◆ The problem ◆
Write the listing out again, all of it, word for word.

━━━━━━━━

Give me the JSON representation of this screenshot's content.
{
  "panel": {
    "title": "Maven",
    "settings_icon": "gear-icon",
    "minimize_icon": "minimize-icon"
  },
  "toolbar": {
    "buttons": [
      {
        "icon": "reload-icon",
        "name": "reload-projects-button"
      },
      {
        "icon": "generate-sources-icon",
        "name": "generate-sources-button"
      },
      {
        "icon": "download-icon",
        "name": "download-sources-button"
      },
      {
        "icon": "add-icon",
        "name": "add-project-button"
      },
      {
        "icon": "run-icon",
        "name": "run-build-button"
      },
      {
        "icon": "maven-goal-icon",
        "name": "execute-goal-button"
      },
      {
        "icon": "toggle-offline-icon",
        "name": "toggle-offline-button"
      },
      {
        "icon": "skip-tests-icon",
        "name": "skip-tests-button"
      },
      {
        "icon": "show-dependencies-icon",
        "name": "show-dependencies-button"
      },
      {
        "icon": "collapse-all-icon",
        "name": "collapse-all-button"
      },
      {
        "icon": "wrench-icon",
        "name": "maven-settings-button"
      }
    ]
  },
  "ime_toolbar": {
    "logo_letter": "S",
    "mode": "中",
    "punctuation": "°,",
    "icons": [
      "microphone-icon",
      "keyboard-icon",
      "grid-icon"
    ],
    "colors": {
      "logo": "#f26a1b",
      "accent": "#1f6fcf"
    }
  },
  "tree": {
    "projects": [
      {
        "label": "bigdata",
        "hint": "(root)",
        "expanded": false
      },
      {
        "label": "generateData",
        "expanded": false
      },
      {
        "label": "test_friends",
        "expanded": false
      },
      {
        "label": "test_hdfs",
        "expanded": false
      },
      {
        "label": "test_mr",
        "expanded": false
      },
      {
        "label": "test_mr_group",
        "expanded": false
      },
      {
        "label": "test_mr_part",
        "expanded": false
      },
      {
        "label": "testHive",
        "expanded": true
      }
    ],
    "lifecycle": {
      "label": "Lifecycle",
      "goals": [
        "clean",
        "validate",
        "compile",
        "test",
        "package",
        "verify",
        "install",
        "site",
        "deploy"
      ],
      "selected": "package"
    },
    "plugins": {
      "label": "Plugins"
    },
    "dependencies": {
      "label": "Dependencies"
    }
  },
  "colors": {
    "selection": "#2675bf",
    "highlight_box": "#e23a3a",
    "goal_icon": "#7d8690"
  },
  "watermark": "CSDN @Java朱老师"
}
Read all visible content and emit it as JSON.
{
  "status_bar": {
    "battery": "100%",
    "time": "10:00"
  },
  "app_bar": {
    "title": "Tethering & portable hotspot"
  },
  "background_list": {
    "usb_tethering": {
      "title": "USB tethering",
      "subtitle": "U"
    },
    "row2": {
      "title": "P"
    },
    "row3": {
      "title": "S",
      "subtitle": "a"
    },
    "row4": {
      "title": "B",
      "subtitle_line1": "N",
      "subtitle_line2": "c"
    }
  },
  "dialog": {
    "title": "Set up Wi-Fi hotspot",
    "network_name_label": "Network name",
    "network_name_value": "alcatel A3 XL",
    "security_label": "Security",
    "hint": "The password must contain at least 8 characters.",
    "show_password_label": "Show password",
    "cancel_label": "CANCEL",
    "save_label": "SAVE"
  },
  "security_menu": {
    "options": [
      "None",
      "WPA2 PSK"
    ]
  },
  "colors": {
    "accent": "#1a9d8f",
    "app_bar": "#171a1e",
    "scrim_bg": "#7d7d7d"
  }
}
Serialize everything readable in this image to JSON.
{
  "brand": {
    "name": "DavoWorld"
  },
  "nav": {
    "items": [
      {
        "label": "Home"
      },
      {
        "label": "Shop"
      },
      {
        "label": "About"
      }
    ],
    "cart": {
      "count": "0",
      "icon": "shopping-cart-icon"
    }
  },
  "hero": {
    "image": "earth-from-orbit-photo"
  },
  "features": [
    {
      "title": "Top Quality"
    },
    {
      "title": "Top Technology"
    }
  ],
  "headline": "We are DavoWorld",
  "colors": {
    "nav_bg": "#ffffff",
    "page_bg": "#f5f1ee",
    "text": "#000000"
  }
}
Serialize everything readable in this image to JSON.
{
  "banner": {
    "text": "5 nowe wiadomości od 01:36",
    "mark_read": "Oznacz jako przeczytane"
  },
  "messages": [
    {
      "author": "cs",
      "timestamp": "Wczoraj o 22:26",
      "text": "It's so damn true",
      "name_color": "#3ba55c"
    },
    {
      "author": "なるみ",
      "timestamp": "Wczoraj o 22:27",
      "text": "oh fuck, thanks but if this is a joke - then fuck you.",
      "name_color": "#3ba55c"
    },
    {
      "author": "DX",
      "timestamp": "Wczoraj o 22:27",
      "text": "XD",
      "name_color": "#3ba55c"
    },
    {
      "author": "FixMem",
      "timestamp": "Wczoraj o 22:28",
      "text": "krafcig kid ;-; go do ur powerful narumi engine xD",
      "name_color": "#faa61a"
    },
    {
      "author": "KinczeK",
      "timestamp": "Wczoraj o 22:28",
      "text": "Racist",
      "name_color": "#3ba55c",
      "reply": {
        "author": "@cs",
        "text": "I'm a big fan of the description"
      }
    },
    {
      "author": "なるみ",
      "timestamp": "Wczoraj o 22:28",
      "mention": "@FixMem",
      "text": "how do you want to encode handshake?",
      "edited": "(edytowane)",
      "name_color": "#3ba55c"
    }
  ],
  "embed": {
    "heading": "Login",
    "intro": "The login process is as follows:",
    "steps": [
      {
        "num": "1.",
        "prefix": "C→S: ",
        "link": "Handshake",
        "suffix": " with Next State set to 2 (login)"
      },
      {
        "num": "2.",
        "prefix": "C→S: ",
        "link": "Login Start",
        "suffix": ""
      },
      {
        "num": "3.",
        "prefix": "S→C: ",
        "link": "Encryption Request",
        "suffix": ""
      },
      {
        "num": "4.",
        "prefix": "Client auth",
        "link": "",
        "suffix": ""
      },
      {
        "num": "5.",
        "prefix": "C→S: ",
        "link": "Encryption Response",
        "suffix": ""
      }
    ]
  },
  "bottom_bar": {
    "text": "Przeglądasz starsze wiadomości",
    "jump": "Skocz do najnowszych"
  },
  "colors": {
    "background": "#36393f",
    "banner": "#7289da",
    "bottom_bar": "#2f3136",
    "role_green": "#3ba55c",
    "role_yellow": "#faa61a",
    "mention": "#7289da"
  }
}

━━━━━━━━

◆ Solved exercise ◆
Give me the JSON representation of this screenshot's content.
{
  "panel": {
    "title": "Maven",
    "settings_icon": "gear-icon",
    "minimize_icon": "minimize-icon"
  },
  "toolbar": {
    "buttons": [
      {
        "icon": "reload-icon",
        "name": "reload-projects-button"
      },
      {
        "icon": "generate-sources-icon",
        "name": "generate-sources-button"
      },
      {
        "icon": "download-icon",
        "name": "download-sources-button"
      },
      {
        "icon": "add-icon",
        "name": "add-project-button"
      },
      {
        "icon": "run-icon",
        "name": "run-build-button"
      },
      {
        "icon": "maven-goal-icon",
        "name": "execute-goal-button"
      },
      {
        "icon": "toggle-offline-icon",
        "name": "toggle-offline-button"
      },
      {
        "icon": "skip-tests-icon",
        "name": "skip-tests-button"
      },
      {
        "icon": "show-dependencies-icon",
        "name": "show-dependencies-button"
      },
      {
        "icon": "collapse-all-icon",
        "name": "collapse-all-button"
      },
      {
        "icon": "wrench-icon",
        "name": "maven-settings-button"
      }
    ]
  },
  "ime_toolbar": {
    "logo_letter": "S",
    "mode": "中",
    "punctuation": "°,",
    "icons": [
      "microphone-icon",
      "keyboard-icon",
      "grid-icon"
    ],
    "colors": {
      "logo": "#f26a1b",
      "accent": "#1f6fcf"
    }
  },
  "tree": {
    "projects": [
      {
        "label": "bigdata",
        "hint": "(root)",
        "expanded": false
      },
      {
        "label": "generateData",
        "expanded": false
      },
      {
        "label": "test_friends",
        "expanded": false
      },
      {
        "label": "test_hdfs",
        "expanded": false
      },
      {
        "label": "test_mr",
        "expanded": false
      },
      {
        "label": "test_mr_group",
        "expanded": false
      },
      {
        "label": "test_mr_part",
        "expanded": false
      },
      {
        "label": "testHive",
        "expanded": true
      }
    ],
    "lifecycle": {
      "label": "Lifecycle",
      "goals": [
        "clean",
        "validate",
        "compile",
        "test",
        "package",
        "verify",
        "install",
        "site",
        "deploy"
      ],
      "selected": "package"
    },
    "plugins": {
      "label": "Plugins"
    },
    "dependencies": {
      "label": "Dependencies"
    }
  },
  "colors": {
    "selection": "#2675bf",
    "highlight_box": "#e23a3a",
    "goal_icon": "#7d8690"
  },
  "watermark": "CSDN @Java朱老师"
}
Read all visible content and emit it as JSON.
{
  "status_bar": {
    "battery": "100%",
    "time": "10:00"
  },
  "app_bar": {
    "title": "Tethering & portable hotspot"
  },
  "background_list": {
    "usb_tethering": {
      "title": "USB tethering",
      "subtitle": "U"
    },
    "row2": {
      "title": "P"
    },
    "row3": {
      "title": "S",
      "subtitle": "a"
    },
    "row4": {
      "title": "B",
      "subtitle_line1": "N",
      "subtitle_line2": "c"
    }
  },
  "dialog": {
    "title": "Set up Wi-Fi hotspot",
    "network_name_label": "Network name",
    "network_name_value": "alcatel A3 XL",
    "security_label": "Security",
    "hint": "The password must contain at least 8 characters.",
    "show_password_label": "Show password",
    "cancel_label": "CANCEL",
    "save_label": "SAVE"
  },
  "security_menu": {
    "options": [
      "None",
      "WPA2 PSK"
    ]
  },
  "colors": {
    "accent": "#1a9d8f",
    "app_bar": "#171a1e",
    "scrim_bg": "#7d7d7d"
  }
}
Serialize everything readable in this image to JSON.
{
  "brand": {
    "name": "DavoWorld"
  },
  "nav": {
    "items": [
      {
        "label": "Home"
      },
      {
        "label": "Shop"
      },
      {
        "label": "About"
      }
    ],
    "cart": {
      "count": "0",
      "icon": "shopping-cart-icon"
    }
  },
  "hero": {
    "image": "earth-from-orbit-photo"
  },
  "features": [
    {
      "title": "Top Quality"
    },
    {
      "title": "Top Technology"
    }
  ],
  "headline": "We are DavoWorld",
  "colors": {
    "nav_bg": "#ffffff",
    "page_bg": "#f5f1ee",
    "text": "#000000"
  }
}
Serialize everything readable in this image to JSON.
{
  "banner": {
    "text": "5 nowe wiadomości od 01:36",
    "mark_read": "Oznacz jako przeczytane"
  },
  "messages": [
    {
      "author": "cs",
      "timestamp": "Wczoraj o 22:26",
      "text": "It's so damn true",
      "name_color": "#3ba55c"
    },
    {
      "author": "なるみ",
      "timestamp": "Wczoraj o 22:27",
      "text": "oh fuck, thanks but if this is a joke - then fuck you.",
      "name_color": "#3ba55c"
    },
    {
      "author": "DX",
      "timestamp": "Wczoraj o 22:27",
      "text": "XD",
      "name_color": "#3ba55c"
    },
    {
      "author": "FixMem",
      "timestamp": "Wczoraj o 22:28",
      "text": "krafcig kid ;-; go do ur powerful narumi engine xD",
      "name_color": "#faa61a"
    },
    {
      "author": "KinczeK",
      "timestamp": "Wczoraj o 22:28",
      "text": "Racist",
      "name_color": "#3ba55c",
      "reply": {
        "author": "@cs",
        "text": "I'm a big fan of the description"
      }
    },
    {
      "author": "なるみ",
      "timestamp": "Wczoraj o 22:28",
      "mention": "@FixMem",
      "text": "how do you want to encode handshake?",
      "edited": "(edytowane)",
      "name_color": "#3ba55c"
    }
  ],
  "embed": {
    "heading": "Login",
    "intro": "The login process is as follows:",
    "steps": [
      {
        "num": "1.",
        "prefix": "C→S: ",
        "link": "Handshake",
        "suffix": " with Next State set to 2 (login)"
      },
      {
        "num": "2.",
        "prefix": "C→S: ",
        "link": "Login Start",
        "suffix": ""
      },
      {
        "num": "3.",
        "prefix": "S→C: ",
        "link": "Encryption Request",
        "suffix": ""
      },
      {
        "num": "4.",
        "prefix": "Client auth",
        "link": "",
        "suffix": ""
      },
      {
        "num": "5.",
        "prefix": "C→S: ",
        "link": "Encryption Response",
        "suffix": ""
      }
    ]
  },
  "bottom_bar": {
    "text": "Przeglądasz starsze wiadomości",
    "jump": "Skocz do najnowszych"
  },
  "colors": {
    "background": "#36393f",
    "banner": "#7289da",
    "bottom_bar": "#2f3136",
    "role_green": "#3ba55c",
    "role_yellow": "#faa61a",
    "mention": "#7289da"
  }
}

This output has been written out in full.